Stated goal.
Repeat every record exactly, but keep images out of the copy.

Data to process.
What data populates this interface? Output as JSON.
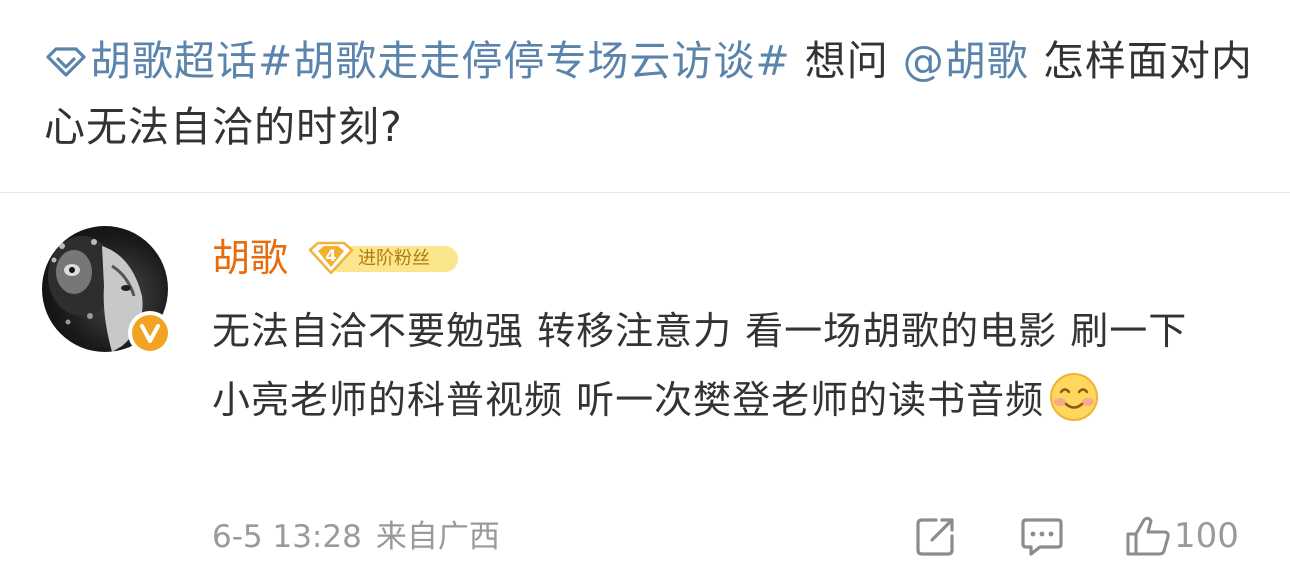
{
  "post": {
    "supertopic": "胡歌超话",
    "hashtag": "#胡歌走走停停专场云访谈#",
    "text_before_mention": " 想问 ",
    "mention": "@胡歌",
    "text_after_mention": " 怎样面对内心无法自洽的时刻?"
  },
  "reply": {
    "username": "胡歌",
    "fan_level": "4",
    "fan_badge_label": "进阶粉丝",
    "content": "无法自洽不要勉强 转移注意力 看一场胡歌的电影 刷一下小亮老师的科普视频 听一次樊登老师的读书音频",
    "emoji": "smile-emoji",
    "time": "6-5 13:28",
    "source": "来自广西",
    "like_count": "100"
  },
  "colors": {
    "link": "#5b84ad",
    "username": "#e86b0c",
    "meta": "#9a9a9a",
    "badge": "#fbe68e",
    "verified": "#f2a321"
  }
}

Response to the exercise.
What data populates this interface? Output as JSON.
{
  "post": {
    "supertopic": "胡歌超话",
    "hashtag": "#胡歌走走停停专场云访谈#",
    "text_before_mention": " 想问 ",
    "mention": "@胡歌",
    "text_after_mention": " 怎样面对内心无法自洽的时刻?"
  },
  "reply": {
    "username": "胡歌",
    "fan_level": "4",
    "fan_badge_label": "进阶粉丝",
    "content": "无法自洽不要勉强 转移注意力 看一场胡歌的电影 刷一下小亮老师的科普视频 听一次樊登老师的读书音频",
    "emoji": "smile-emoji",
    "time": "6-5 13:28",
    "source": "来自广西",
    "like_count": "100"
  },
  "colors": {
    "link": "#5b84ad",
    "username": "#e86b0c",
    "meta": "#9a9a9a",
    "badge": "#fbe68e",
    "verified": "#f2a321"
  }
}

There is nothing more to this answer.